▶ [SET EXERCISE]: Look through the data below. Pick out the lines holding the string "đúng".

Items listed in a dataset
= = = = =

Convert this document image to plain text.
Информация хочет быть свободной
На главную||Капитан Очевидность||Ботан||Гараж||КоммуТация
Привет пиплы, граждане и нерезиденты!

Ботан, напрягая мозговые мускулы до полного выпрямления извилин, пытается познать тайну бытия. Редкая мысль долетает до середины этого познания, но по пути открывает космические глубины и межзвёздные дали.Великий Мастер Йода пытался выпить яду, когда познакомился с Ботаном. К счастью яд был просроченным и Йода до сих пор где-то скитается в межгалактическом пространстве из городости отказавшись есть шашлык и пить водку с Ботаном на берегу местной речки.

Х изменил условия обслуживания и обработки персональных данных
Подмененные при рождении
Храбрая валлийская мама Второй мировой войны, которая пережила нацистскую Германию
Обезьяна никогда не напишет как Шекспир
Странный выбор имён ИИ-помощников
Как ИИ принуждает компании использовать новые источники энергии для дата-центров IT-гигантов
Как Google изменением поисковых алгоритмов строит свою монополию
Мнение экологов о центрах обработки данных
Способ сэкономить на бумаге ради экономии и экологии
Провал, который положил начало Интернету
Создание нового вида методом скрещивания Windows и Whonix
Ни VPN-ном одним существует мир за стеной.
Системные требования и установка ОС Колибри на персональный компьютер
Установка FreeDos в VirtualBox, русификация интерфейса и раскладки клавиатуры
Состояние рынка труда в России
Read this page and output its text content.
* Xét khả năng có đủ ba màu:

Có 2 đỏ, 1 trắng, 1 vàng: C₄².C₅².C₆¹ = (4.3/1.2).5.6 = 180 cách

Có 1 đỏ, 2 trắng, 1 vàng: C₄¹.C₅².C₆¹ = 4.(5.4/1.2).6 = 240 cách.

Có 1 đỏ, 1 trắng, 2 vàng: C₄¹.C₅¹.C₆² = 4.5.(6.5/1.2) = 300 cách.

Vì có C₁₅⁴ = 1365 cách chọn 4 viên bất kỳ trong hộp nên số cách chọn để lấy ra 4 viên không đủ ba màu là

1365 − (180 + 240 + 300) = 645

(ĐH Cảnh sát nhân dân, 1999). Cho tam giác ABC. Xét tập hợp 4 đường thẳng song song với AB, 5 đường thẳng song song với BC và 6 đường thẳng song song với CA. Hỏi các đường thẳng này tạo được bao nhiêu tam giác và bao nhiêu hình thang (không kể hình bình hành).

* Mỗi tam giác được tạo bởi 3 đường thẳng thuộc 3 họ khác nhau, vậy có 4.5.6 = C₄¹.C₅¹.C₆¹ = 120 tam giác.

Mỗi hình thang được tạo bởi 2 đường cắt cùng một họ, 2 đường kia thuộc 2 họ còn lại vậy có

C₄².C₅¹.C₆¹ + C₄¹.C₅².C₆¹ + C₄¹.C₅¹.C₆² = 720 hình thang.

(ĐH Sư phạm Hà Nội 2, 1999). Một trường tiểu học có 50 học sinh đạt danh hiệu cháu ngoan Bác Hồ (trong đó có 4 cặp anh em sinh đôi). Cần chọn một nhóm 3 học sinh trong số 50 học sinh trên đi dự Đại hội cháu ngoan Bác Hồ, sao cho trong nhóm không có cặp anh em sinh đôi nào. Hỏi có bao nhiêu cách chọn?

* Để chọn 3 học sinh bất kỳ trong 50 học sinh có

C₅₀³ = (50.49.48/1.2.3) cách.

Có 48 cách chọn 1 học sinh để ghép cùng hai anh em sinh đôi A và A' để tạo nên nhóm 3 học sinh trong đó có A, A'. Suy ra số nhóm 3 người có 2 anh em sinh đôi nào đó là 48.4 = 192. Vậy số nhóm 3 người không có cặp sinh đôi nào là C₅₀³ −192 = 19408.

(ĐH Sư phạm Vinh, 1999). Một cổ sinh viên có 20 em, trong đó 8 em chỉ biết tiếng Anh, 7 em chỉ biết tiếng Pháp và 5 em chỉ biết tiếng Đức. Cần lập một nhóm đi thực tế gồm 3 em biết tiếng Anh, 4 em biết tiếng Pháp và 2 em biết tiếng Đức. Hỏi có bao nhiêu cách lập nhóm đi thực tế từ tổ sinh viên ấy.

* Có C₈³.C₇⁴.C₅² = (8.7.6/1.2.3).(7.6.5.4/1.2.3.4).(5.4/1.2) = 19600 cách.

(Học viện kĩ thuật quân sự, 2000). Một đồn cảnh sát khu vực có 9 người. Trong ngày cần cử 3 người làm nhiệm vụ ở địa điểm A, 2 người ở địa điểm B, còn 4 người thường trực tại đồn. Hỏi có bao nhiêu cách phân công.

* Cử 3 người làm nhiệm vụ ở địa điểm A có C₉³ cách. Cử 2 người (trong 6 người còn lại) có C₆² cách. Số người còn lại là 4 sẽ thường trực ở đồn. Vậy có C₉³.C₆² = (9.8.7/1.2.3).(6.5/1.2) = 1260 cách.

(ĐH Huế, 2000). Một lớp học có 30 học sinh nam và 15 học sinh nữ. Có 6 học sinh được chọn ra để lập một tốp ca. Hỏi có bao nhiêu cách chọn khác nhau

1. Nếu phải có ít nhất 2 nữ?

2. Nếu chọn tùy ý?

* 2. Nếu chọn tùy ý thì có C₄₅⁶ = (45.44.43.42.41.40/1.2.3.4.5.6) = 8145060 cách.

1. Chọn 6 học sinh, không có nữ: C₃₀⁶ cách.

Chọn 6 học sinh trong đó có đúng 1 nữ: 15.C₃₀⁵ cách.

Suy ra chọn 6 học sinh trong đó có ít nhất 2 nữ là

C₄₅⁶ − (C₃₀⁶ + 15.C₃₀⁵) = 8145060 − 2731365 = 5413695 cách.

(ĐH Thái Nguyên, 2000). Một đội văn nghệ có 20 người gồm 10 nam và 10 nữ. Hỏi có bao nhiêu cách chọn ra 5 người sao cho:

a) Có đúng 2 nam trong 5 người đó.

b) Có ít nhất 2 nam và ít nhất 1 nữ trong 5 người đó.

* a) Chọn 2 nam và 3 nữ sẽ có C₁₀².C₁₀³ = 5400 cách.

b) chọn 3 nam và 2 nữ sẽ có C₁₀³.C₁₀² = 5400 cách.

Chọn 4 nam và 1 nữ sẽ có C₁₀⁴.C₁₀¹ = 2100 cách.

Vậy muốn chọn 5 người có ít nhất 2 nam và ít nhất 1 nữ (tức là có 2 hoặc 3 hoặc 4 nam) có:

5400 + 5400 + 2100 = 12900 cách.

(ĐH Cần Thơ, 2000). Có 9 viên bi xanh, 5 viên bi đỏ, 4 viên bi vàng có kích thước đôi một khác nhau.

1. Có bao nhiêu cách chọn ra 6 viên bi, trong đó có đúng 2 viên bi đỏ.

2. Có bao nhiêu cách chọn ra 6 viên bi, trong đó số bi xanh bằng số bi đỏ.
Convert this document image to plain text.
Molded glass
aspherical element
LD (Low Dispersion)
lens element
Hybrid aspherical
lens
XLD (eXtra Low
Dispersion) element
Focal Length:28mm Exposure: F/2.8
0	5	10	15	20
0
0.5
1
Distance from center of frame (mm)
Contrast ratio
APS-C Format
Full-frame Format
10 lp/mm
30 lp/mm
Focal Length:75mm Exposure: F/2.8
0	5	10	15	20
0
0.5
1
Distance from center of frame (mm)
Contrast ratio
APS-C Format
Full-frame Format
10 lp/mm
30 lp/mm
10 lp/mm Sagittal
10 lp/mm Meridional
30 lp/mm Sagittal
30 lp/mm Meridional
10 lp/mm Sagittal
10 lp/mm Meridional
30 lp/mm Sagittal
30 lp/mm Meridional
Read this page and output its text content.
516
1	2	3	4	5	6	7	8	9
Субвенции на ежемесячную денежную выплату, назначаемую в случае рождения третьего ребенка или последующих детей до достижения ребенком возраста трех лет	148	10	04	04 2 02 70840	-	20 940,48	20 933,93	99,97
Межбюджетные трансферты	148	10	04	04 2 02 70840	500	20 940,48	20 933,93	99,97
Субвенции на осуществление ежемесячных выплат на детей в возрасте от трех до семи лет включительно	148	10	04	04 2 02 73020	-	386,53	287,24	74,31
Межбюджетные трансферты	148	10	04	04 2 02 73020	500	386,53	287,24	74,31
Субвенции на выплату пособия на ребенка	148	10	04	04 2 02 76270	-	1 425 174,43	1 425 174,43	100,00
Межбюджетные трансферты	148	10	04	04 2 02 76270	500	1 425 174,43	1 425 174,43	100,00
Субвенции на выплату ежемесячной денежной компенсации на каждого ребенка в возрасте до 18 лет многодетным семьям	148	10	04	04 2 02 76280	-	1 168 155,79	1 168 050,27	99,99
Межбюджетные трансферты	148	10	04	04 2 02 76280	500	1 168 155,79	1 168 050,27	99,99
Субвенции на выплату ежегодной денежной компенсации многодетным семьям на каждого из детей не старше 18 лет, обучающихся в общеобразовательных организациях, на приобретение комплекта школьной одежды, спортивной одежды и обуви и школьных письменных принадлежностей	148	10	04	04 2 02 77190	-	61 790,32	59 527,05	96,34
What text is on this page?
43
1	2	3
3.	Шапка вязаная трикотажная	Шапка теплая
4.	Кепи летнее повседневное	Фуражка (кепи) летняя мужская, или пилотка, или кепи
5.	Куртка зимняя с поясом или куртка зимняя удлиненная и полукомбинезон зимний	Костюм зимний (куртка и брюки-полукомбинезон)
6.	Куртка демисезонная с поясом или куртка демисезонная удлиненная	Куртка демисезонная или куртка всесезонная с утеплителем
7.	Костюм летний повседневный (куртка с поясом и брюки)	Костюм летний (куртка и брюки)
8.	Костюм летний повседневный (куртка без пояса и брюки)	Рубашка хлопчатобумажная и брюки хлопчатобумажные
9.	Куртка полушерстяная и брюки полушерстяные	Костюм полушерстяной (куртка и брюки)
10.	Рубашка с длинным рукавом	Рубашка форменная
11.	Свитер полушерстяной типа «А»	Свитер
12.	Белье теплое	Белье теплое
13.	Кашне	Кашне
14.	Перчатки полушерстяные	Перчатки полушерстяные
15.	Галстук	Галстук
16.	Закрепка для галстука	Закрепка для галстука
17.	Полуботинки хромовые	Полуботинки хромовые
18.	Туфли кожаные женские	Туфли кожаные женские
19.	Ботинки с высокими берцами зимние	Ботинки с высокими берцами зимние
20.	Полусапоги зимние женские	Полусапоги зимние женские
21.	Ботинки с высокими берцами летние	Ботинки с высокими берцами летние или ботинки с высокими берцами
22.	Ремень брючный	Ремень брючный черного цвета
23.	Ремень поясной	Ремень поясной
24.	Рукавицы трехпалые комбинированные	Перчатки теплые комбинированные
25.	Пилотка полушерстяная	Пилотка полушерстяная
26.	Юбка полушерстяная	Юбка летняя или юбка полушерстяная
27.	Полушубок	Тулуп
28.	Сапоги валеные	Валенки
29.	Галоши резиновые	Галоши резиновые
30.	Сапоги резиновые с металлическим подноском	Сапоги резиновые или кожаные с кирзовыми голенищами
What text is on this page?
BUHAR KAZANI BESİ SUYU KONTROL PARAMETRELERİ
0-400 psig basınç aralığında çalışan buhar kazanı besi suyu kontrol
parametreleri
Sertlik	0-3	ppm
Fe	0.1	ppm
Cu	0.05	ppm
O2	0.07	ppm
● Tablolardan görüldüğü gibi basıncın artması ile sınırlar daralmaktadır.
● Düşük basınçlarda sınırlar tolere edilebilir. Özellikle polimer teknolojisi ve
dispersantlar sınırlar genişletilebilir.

= = = = =

▶ [EXERCISE RESPONSE]:
Chọn 6 học sinh trong đó có đúng 1 nữ: 15.C₃₀⁵ cách.
a) Có đúng 2 nam trong 5 người đó.
1. Có bao nhiêu cách chọn ra 6 viên bi, trong đó có đúng 2 viên bi đỏ.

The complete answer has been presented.